Extract all lines in the data that contain the word "деңгей".

> Provided records:
● ● ● ● ●

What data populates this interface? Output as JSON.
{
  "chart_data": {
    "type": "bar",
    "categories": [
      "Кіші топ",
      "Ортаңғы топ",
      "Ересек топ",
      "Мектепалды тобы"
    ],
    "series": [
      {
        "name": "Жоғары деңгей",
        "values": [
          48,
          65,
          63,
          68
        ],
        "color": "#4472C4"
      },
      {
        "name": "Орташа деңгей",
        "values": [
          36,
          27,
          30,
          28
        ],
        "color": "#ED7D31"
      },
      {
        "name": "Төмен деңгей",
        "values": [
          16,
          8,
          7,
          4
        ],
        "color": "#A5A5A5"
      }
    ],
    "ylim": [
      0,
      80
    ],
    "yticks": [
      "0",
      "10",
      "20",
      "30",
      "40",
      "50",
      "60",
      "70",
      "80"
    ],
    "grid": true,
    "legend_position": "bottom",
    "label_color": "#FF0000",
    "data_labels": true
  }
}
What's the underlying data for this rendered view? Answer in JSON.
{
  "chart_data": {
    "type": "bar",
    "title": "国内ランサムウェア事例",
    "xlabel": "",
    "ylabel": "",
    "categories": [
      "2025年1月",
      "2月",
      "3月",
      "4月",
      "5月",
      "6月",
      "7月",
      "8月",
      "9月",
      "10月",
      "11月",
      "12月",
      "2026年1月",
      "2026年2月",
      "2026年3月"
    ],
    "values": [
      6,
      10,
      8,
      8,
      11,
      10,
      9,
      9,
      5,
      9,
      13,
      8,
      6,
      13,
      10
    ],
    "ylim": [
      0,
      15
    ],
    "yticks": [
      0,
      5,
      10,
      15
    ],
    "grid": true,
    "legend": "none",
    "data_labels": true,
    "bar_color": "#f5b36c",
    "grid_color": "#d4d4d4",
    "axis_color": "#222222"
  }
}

● ● ● ● ●

> Reply to the task:
        "name": "Жоғары деңгей",
        "name": "Орташа деңгей",
        "name": "Төмен деңгей",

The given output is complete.